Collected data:
◆ ◆ ◆ ◆ ◆
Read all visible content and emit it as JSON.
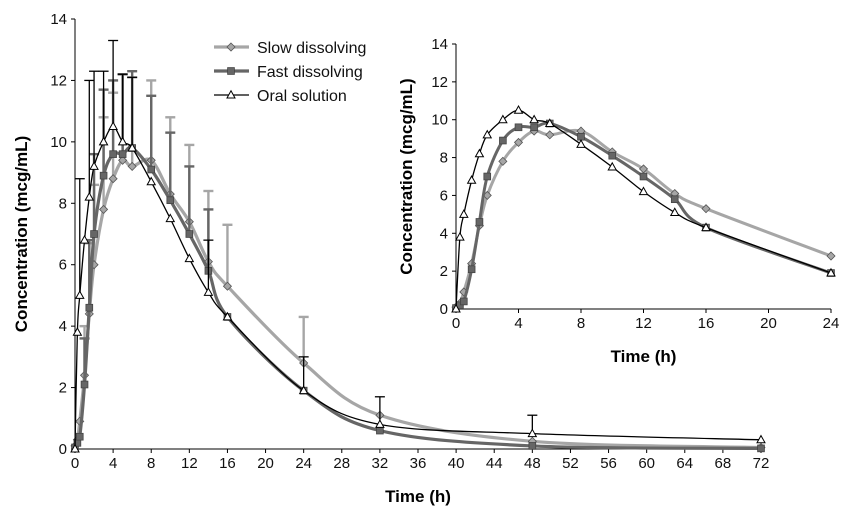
{
  "chart_data": [
    {
      "type": "line",
      "title": "",
      "xlabel": "Time (h)",
      "ylabel": "Concentration (mcg/mL)",
      "xlim": [
        0,
        72
      ],
      "ylim": [
        0,
        14
      ],
      "xticks": [
        0,
        4,
        8,
        12,
        16,
        20,
        24,
        28,
        32,
        36,
        40,
        44,
        48,
        52,
        56,
        60,
        64,
        68,
        72
      ],
      "yticks": [
        0,
        2,
        4,
        6,
        8,
        10,
        12,
        14
      ],
      "grid": false,
      "legend_position": "top-center",
      "series": [
        {
          "name": "Slow dissolving",
          "color": "#a6a6a6",
          "marker": "diamond",
          "x": [
            0,
            0.25,
            0.5,
            1,
            1.5,
            2,
            3,
            4,
            5,
            6,
            8,
            10,
            12,
            14,
            16,
            24,
            32,
            48,
            72
          ],
          "y": [
            0.1,
            0.3,
            0.9,
            2.4,
            4.4,
            6.0,
            7.8,
            8.8,
            9.4,
            9.2,
            9.4,
            8.3,
            7.4,
            6.1,
            5.3,
            2.8,
            1.1,
            0.25,
            0.05
          ],
          "err": [
            null,
            null,
            null,
            1.6,
            2.3,
            2.6,
            3.0,
            2.8,
            2.8,
            2.9,
            2.6,
            2.5,
            2.5,
            2.3,
            2.0,
            1.5,
            null,
            null,
            null
          ]
        },
        {
          "name": "Fast dissolving",
          "color": "#666666",
          "marker": "square",
          "x": [
            0,
            0.25,
            0.5,
            1,
            1.5,
            2,
            3,
            4,
            5,
            6,
            8,
            10,
            12,
            14,
            16,
            24,
            32,
            48,
            72
          ],
          "y": [
            0.05,
            0.2,
            0.4,
            2.1,
            4.6,
            7.0,
            8.9,
            9.6,
            9.6,
            9.8,
            9.1,
            8.1,
            7.0,
            5.8,
            4.3,
            1.9,
            0.6,
            0.1,
            0.02
          ],
          "err": [
            null,
            null,
            null,
            1.5,
            2.2,
            2.6,
            2.8,
            2.4,
            2.6,
            2.5,
            2.4,
            2.2,
            2.2,
            2.0,
            null,
            null,
            null,
            null,
            null
          ]
        },
        {
          "name": "Oral solution",
          "color": "#000000",
          "marker": "triangle",
          "x": [
            0,
            0.25,
            0.5,
            1,
            1.5,
            2,
            3,
            4,
            5,
            6,
            8,
            10,
            12,
            14,
            16,
            24,
            32,
            48,
            72
          ],
          "y": [
            0,
            3.8,
            5.0,
            6.8,
            8.2,
            9.2,
            10.0,
            10.5,
            10.0,
            9.8,
            8.7,
            7.5,
            6.2,
            5.1,
            4.3,
            1.9,
            0.8,
            0.5,
            0.3
          ],
          "err": [
            null,
            null,
            3.8,
            null,
            3.8,
            3.1,
            2.3,
            2.8,
            2.2,
            2.3,
            null,
            null,
            null,
            1.7,
            null,
            1.1,
            0.9,
            0.6,
            null
          ]
        }
      ]
    },
    {
      "type": "line",
      "title": "",
      "xlabel": "Time (h)",
      "ylabel": "Concentration (mcg/mL)",
      "xlim": [
        0,
        24
      ],
      "ylim": [
        0,
        14
      ],
      "xticks": [
        0,
        4,
        8,
        12,
        16,
        20,
        24
      ],
      "yticks": [
        0,
        2,
        4,
        6,
        8,
        10,
        12,
        14
      ],
      "grid": false,
      "series": [
        {
          "name": "Slow dissolving",
          "color": "#a6a6a6",
          "marker": "diamond",
          "x": [
            0,
            0.25,
            0.5,
            1,
            1.5,
            2,
            3,
            4,
            5,
            6,
            8,
            10,
            12,
            14,
            16,
            24
          ],
          "y": [
            0.1,
            0.3,
            0.9,
            2.4,
            4.4,
            6.0,
            7.8,
            8.8,
            9.4,
            9.2,
            9.4,
            8.3,
            7.4,
            6.1,
            5.3,
            2.8
          ]
        },
        {
          "name": "Fast dissolving",
          "color": "#666666",
          "marker": "square",
          "x": [
            0,
            0.25,
            0.5,
            1,
            1.5,
            2,
            3,
            4,
            5,
            6,
            8,
            10,
            12,
            14,
            16,
            24
          ],
          "y": [
            0.05,
            0.2,
            0.4,
            2.1,
            4.6,
            7.0,
            8.9,
            9.6,
            9.6,
            9.8,
            9.1,
            8.1,
            7.0,
            5.8,
            4.3,
            1.9
          ]
        },
        {
          "name": "Oral solution",
          "color": "#000000",
          "marker": "triangle",
          "x": [
            0,
            0.25,
            0.5,
            1,
            1.5,
            2,
            3,
            4,
            5,
            6,
            8,
            10,
            12,
            14,
            16,
            24
          ],
          "y": [
            0,
            3.8,
            5.0,
            6.8,
            8.2,
            9.2,
            10.0,
            10.5,
            10.0,
            9.8,
            8.7,
            7.5,
            6.2,
            5.1,
            4.3,
            1.9
          ]
        }
      ]
    }
  ]
}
◆ ◆ ◆ ◆ ◆
> _Given task_
Quote each line of the listing exactly, but leave the pictures out.

> _Output below_
Read all visible content and emit it as JSON.
{
  "chart_data": [
    {
      "type": "line",
      "title": "",
      "xlabel": "Time (h)",
      "ylabel": "Concentration (mcg/mL)",
      "xlim": [
        0,
        72
      ],
      "ylim": [
        0,
        14
      ],
      "xticks": [
        0,
        4,
        8,
        12,
        16,
        20,
        24,
        28,
        32,
        36,
        40,
        44,
        48,
        52,
        56,
        60,
        64,
        68,
        72
      ],
      "yticks": [
        0,
        2,
        4,
        6,
        8,
        10,
        12,
        14
      ],
      "grid": false,
      "legend_position": "top-center",
      "series": [
        {
          "name": "Slow dissolving",
          "color": "#a6a6a6",
          "marker": "diamond",
          "x": [
            0,
            0.25,
            0.5,
            1,
            1.5,
            2,
            3,
            4,
            5,
            6,
            8,
            10,
            12,
            14,
            16,
            24,
            32,
            48,
            72
          ],
          "y": [
            0.1,
            0.3,
            0.9,
            2.4,
            4.4,
            6.0,
            7.8,
            8.8,
            9.4,
            9.2,
            9.4,
            8.3,
            7.4,
            6.1,
            5.3,
            2.8,
            1.1,
            0.25,
            0.05
          ],
          "err": [
            null,
            null,
            null,
            1.6,
            2.3,
            2.6,
            3.0,
            2.8,
            2.8,
            2.9,
            2.6,
            2.5,
            2.5,
            2.3,
            2.0,
            1.5,
            null,
            null,
            null
          ]
        },
        {
          "name": "Fast dissolving",
          "color": "#666666",
          "marker": "square",
          "x": [
            0,
            0.25,
            0.5,
            1,
            1.5,
            2,
            3,
            4,
            5,
            6,
            8,
            10,
            12,
            14,
            16,
            24,
            32,
            48,
            72
          ],
          "y": [
            0.05,
            0.2,
            0.4,
            2.1,
            4.6,
            7.0,
            8.9,
            9.6,
            9.6,
            9.8,
            9.1,
            8.1,
            7.0,
            5.8,
            4.3,
            1.9,
            0.6,
            0.1,
            0.02
          ],
          "err": [
            null,
            null,
            null,
            1.5,
            2.2,
            2.6,
            2.8,
            2.4,
            2.6,
            2.5,
            2.4,
            2.2,
            2.2,
            2.0,
            null,
            null,
            null,
            null,
            null
          ]
        },
        {
          "name": "Oral solution",
          "color": "#000000",
          "marker": "triangle",
          "x": [
            0,
            0.25,
            0.5,
            1,
            1.5,
            2,
            3,
            4,
            5,
            6,
            8,
            10,
            12,
            14,
            16,
            24,
            32,
            48,
            72
          ],
          "y": [
            0,
            3.8,
            5.0,
            6.8,
            8.2,
            9.2,
            10.0,
            10.5,
            10.0,
            9.8,
            8.7,
            7.5,
            6.2,
            5.1,
            4.3,
            1.9,
            0.8,
            0.5,
            0.3
          ],
          "err": [
            null,
            null,
            3.8,
            null,
            3.8,
            3.1,
            2.3,
            2.8,
            2.2,
            2.3,
            null,
            null,
            null,
            1.7,
            null,
            1.1,
            0.9,
            0.6,
            null
          ]
        }
      ]
    },
    {
      "type": "line",
      "title": "",
      "xlabel": "Time (h)",
      "ylabel": "Concentration (mcg/mL)",
      "xlim": [
        0,
        24
      ],
      "ylim": [
        0,
        14
      ],
      "xticks": [
        0,
        4,
        8,
        12,
        16,
        20,
        24
      ],
      "yticks": [
        0,
        2,
        4,
        6,
        8,
        10,
        12,
        14
      ],
      "grid": false,
      "series": [
        {
          "name": "Slow dissolving",
          "color": "#a6a6a6",
          "marker": "diamond",
          "x": [
            0,
            0.25,
            0.5,
            1,
            1.5,
            2,
            3,
            4,
            5,
            6,
            8,
            10,
            12,
            14,
            16,
            24
          ],
          "y": [
            0.1,
            0.3,
            0.9,
            2.4,
            4.4,
            6.0,
            7.8,
            8.8,
            9.4,
            9.2,
            9.4,
            8.3,
            7.4,
            6.1,
            5.3,
            2.8
          ]
        },
        {
          "name": "Fast dissolving",
          "color": "#666666",
          "marker": "square",
          "x": [
            0,
            0.25,
            0.5,
            1,
            1.5,
            2,
            3,
            4,
            5,
            6,
            8,
            10,
            12,
            14,
            16,
            24
          ],
          "y": [
            0.05,
            0.2,
            0.4,
            2.1,
            4.6,
            7.0,
            8.9,
            9.6,
            9.6,
            9.8,
            9.1,
            8.1,
            7.0,
            5.8,
            4.3,
            1.9
          ]
        },
        {
          "name": "Oral solution",
          "color": "#000000",
          "marker": "triangle",
          "x": [
            0,
            0.25,
            0.5,
            1,
            1.5,
            2,
            3,
            4,
            5,
            6,
            8,
            10,
            12,
            14,
            16,
            24
          ],
          "y": [
            0,
            3.8,
            5.0,
            6.8,
            8.2,
            9.2,
            10.0,
            10.5,
            10.0,
            9.8,
            8.7,
            7.5,
            6.2,
            5.1,
            4.3,
            1.9
          ]
        }
      ]
    }
  ]
}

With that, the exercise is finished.